[Directive] Copy every line of the data that contains the string "this".

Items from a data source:
┄┄┄┄┄┄┄┄┄┄┄┄┄┄┄┄┄┄┄┄

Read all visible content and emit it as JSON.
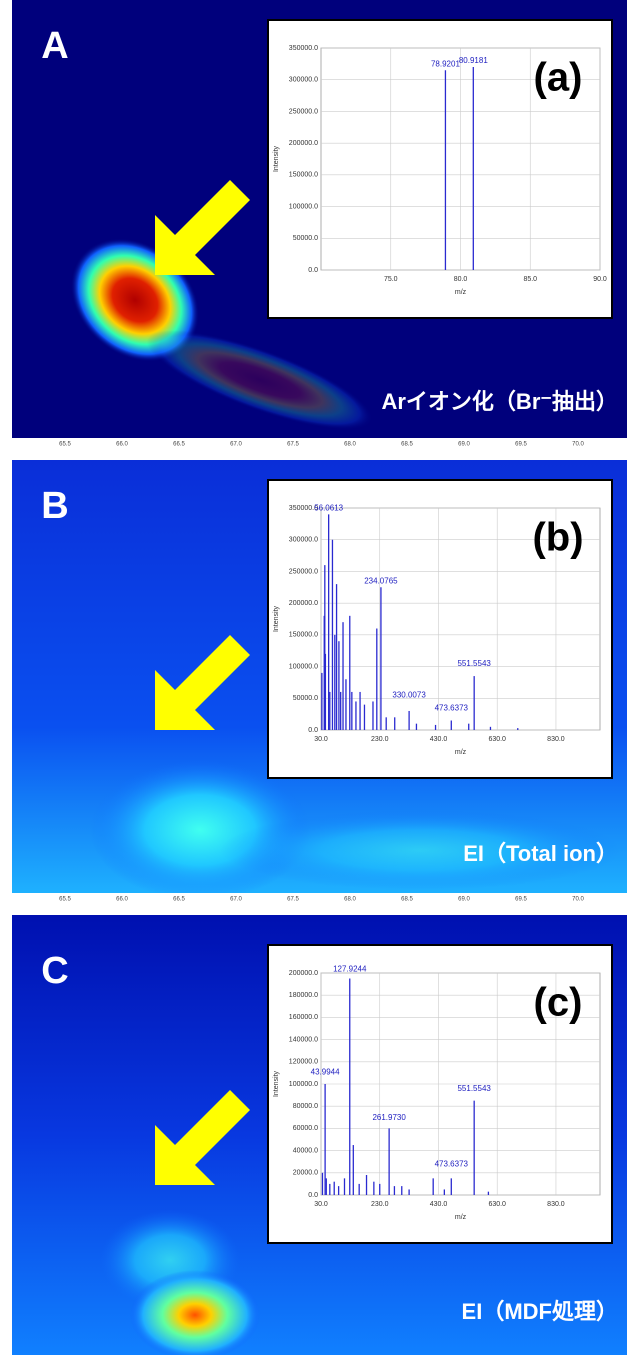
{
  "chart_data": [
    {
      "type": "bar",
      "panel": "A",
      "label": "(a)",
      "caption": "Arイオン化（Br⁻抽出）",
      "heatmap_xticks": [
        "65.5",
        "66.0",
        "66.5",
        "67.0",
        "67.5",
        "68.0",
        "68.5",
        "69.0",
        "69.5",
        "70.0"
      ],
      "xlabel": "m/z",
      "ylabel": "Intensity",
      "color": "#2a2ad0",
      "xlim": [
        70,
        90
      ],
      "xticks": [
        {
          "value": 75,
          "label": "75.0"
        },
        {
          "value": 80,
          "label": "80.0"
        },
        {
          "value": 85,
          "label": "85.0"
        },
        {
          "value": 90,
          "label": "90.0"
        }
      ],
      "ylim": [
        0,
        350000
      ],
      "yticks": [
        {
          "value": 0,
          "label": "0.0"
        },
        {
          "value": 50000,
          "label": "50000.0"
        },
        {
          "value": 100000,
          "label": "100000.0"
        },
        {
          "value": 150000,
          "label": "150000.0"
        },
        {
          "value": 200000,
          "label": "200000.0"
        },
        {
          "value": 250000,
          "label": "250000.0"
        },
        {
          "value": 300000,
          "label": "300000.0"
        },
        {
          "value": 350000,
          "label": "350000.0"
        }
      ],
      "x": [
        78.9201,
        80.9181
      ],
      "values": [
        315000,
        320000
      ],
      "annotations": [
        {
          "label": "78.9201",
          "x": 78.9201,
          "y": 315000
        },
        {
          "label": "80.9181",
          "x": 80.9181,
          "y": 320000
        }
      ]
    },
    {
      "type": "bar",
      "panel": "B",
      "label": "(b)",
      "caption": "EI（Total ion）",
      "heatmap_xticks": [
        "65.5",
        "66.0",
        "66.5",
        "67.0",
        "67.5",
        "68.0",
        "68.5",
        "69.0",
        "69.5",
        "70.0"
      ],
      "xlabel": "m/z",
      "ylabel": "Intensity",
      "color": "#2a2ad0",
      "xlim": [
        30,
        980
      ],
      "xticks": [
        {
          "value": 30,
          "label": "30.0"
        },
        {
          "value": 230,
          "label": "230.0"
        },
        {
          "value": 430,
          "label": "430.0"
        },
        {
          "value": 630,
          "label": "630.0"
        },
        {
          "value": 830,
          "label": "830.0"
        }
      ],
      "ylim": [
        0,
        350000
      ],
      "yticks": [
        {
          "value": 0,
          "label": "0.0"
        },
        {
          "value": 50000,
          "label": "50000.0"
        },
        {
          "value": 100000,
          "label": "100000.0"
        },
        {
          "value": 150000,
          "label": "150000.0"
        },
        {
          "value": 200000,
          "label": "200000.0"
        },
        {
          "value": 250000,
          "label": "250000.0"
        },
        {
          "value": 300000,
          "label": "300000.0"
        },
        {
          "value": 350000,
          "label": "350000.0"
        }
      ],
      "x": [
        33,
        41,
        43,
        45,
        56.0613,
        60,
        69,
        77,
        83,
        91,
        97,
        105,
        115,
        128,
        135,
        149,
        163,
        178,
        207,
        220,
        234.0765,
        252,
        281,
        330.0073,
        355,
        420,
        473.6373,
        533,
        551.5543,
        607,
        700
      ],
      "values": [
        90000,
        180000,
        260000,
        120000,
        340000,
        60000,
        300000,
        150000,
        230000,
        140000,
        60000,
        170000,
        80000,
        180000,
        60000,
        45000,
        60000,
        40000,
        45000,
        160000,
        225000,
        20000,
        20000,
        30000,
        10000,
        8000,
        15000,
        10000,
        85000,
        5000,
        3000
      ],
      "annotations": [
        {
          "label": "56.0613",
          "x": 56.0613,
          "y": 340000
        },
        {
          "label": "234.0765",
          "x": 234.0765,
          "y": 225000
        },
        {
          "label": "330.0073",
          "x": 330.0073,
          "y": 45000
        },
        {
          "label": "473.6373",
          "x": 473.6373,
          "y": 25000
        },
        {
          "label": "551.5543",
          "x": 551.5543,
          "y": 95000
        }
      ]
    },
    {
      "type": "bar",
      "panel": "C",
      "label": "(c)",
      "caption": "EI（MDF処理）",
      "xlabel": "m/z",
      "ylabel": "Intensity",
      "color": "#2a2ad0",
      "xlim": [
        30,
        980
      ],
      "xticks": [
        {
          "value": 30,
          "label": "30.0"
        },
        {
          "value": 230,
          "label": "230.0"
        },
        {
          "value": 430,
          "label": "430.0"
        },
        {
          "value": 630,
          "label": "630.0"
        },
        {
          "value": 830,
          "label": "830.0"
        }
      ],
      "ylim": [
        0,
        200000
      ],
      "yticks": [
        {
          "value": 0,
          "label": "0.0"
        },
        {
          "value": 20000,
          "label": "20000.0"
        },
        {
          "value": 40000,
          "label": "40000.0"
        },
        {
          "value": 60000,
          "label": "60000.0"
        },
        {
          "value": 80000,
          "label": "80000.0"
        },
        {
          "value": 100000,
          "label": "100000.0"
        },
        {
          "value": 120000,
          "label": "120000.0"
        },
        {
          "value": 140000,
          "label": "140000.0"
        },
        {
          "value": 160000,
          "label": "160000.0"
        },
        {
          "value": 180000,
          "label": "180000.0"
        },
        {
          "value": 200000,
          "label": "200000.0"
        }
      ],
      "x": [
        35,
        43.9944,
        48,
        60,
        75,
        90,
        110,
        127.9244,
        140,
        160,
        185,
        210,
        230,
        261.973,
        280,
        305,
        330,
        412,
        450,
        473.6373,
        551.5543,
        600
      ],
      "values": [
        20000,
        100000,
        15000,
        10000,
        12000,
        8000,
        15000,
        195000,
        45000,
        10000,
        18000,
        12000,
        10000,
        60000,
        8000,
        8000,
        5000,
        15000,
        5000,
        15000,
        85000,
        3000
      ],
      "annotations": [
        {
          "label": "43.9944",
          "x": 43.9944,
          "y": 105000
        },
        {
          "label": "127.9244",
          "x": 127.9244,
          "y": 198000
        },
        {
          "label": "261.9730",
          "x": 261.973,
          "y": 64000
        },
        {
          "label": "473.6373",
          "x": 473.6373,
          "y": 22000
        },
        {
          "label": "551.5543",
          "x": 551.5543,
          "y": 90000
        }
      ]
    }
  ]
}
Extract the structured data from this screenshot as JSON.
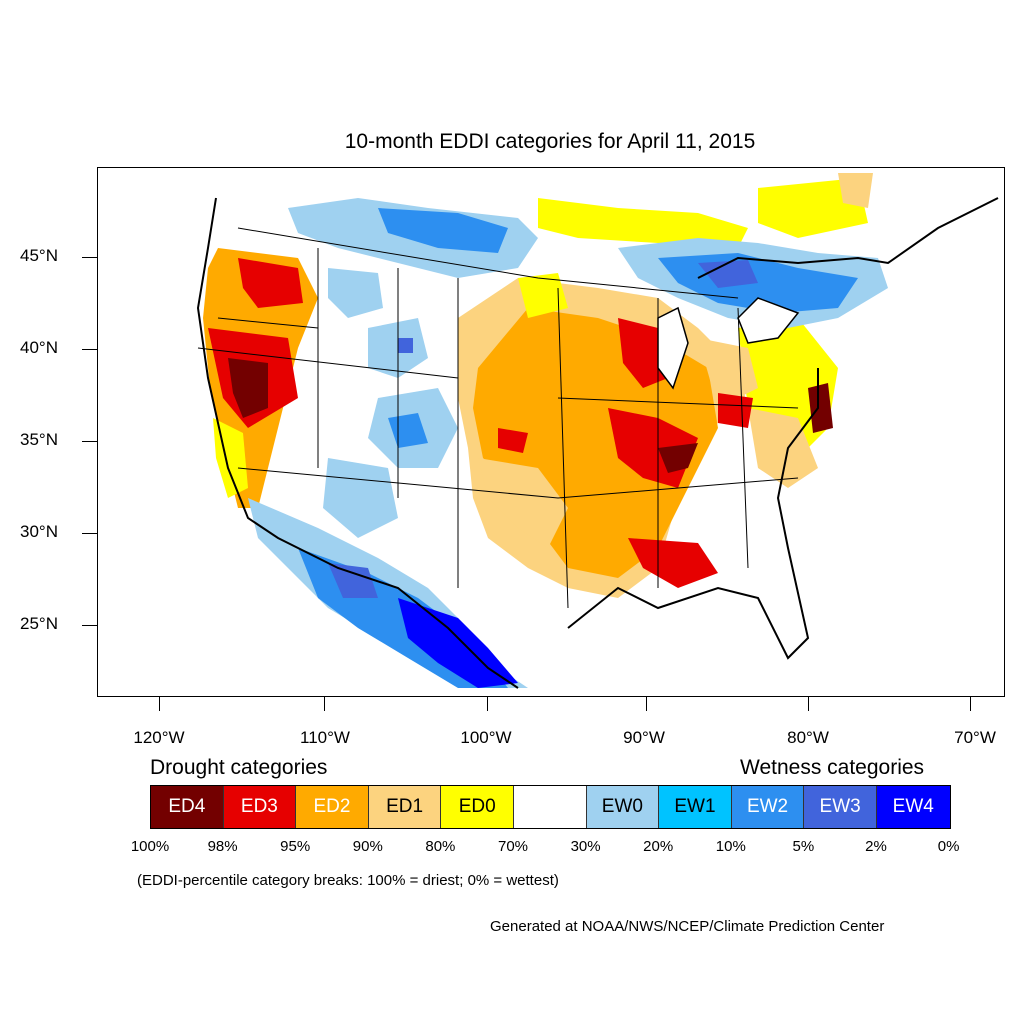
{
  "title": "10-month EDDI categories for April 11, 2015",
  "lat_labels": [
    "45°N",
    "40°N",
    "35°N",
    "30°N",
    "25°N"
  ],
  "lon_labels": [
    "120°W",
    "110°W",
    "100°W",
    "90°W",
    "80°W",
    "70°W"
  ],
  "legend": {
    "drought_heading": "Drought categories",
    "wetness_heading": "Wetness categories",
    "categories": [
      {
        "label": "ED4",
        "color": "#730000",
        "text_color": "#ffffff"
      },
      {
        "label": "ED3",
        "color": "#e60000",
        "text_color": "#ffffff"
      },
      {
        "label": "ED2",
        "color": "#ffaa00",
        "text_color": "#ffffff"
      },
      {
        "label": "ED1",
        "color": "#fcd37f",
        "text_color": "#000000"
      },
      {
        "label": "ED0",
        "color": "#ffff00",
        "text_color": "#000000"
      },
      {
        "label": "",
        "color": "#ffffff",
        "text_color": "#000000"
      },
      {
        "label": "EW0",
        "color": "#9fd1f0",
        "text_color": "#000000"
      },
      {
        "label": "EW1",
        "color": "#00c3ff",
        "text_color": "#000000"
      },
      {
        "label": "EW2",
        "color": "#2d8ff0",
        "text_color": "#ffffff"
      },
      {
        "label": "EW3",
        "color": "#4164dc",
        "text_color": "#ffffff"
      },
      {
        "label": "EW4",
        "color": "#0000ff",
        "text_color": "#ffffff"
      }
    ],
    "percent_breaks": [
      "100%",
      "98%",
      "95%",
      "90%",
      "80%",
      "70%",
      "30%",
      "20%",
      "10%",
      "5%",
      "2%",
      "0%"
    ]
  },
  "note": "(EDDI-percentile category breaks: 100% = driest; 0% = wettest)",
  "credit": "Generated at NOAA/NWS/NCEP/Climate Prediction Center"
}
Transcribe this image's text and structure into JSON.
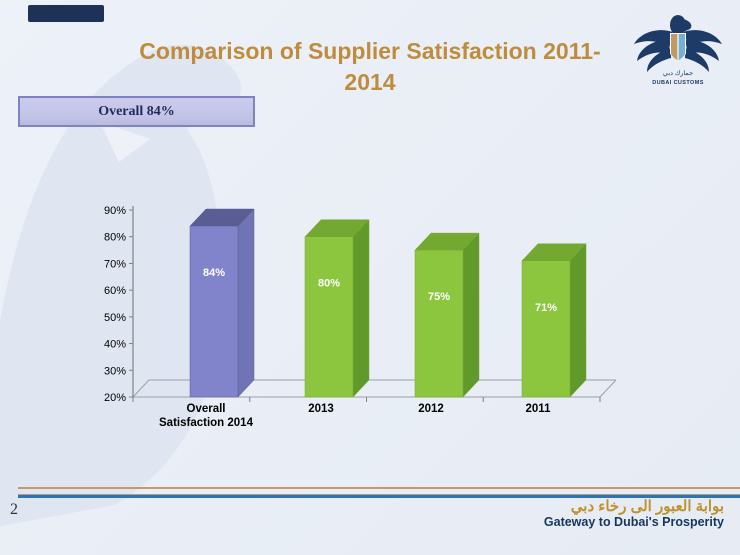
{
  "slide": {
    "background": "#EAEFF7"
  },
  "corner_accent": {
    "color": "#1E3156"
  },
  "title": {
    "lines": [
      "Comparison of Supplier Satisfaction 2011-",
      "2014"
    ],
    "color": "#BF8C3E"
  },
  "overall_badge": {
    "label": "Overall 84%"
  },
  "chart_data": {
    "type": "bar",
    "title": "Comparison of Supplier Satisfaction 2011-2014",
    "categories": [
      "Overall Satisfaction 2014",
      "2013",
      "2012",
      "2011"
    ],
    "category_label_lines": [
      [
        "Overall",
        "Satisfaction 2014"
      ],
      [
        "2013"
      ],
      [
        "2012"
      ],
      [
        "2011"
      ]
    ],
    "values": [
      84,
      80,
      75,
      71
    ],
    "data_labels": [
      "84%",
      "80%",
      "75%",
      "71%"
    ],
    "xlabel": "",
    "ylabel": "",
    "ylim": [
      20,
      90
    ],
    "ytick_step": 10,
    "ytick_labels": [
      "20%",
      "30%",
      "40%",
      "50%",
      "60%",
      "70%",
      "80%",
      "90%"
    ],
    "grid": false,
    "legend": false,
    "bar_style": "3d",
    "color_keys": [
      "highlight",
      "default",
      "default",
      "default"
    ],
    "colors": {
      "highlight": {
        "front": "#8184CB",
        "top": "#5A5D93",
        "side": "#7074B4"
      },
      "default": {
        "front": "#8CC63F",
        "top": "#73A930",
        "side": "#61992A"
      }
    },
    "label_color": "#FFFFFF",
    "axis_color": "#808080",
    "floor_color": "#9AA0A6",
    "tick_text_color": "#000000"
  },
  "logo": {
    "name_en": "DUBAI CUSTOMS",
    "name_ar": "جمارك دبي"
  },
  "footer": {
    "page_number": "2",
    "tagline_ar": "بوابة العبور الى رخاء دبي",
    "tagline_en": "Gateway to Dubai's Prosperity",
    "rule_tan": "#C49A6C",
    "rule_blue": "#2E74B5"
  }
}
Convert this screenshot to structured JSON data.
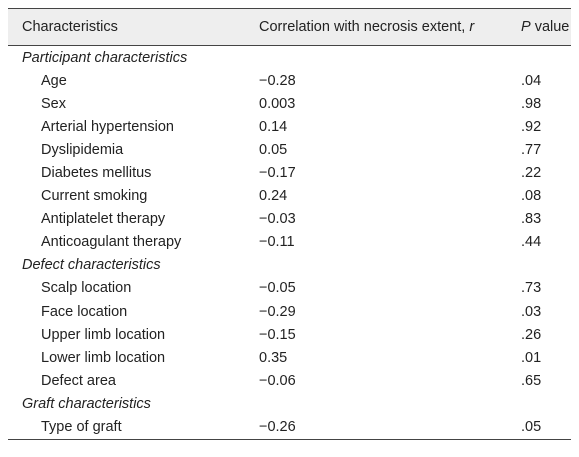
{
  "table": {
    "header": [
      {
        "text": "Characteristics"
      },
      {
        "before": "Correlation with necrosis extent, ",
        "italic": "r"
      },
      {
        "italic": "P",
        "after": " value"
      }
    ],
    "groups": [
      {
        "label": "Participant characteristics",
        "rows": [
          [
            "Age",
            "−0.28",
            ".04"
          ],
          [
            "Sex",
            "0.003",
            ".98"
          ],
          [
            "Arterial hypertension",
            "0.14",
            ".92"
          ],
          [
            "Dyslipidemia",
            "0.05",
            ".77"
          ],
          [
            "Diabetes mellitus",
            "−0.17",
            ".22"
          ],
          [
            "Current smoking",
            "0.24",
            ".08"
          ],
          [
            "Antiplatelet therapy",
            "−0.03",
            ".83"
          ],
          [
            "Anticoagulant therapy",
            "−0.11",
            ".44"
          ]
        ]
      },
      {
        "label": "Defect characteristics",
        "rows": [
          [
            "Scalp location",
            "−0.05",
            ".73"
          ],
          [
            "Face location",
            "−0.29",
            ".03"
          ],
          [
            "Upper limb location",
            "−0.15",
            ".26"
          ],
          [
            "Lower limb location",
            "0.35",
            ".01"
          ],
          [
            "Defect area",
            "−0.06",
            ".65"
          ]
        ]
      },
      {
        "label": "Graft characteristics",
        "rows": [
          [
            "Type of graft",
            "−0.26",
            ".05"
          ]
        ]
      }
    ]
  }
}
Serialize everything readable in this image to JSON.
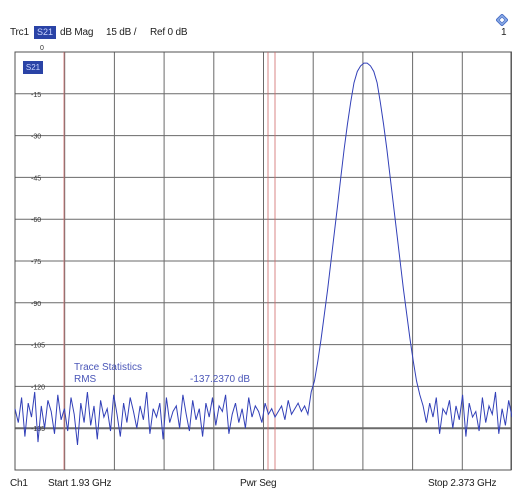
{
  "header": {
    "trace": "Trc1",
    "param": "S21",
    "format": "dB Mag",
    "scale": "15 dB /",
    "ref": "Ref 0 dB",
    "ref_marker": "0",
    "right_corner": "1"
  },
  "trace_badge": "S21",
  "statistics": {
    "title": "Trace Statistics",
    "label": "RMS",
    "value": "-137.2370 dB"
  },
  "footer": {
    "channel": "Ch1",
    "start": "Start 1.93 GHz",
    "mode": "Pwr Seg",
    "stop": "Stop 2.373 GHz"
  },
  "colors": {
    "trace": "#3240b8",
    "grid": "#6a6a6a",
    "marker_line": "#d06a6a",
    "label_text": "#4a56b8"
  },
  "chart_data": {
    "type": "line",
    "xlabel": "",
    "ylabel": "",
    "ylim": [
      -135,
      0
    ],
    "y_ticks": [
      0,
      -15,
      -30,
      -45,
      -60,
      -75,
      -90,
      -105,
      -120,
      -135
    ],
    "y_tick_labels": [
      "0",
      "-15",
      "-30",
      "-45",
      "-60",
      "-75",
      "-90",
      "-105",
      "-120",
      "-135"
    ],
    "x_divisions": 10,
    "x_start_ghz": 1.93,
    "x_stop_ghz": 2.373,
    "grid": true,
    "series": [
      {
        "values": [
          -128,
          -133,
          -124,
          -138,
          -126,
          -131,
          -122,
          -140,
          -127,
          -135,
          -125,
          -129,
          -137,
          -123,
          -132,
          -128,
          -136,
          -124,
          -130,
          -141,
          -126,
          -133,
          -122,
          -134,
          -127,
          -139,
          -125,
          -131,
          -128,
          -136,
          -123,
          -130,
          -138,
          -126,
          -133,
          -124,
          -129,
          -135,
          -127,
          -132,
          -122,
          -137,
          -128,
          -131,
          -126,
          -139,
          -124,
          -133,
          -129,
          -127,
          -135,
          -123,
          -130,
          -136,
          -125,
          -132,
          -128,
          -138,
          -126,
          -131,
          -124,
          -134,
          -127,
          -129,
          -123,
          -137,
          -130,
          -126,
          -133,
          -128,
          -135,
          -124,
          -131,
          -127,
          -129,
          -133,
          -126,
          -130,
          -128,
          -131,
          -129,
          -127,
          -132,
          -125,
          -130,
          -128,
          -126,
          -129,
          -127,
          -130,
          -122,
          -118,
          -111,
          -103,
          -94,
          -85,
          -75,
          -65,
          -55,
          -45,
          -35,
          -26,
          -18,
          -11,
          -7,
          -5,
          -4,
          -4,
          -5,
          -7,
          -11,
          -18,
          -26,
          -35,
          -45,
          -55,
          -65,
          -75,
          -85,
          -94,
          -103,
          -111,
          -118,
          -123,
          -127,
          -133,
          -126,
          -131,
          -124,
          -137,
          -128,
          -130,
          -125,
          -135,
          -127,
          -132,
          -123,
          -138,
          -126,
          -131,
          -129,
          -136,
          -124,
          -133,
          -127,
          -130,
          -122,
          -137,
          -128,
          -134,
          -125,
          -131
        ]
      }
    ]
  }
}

┄┄┄┄┄┄┄┄┄┄┄┄┄┄┄┄┄┄┄┄

[Written solution]
Extract the structured data from this screenshot as JSON.
Transcribe this image's text and structure into JSON.
Convert this screenshot to structured JSON data.
Serialize everything readable in this image to JSON.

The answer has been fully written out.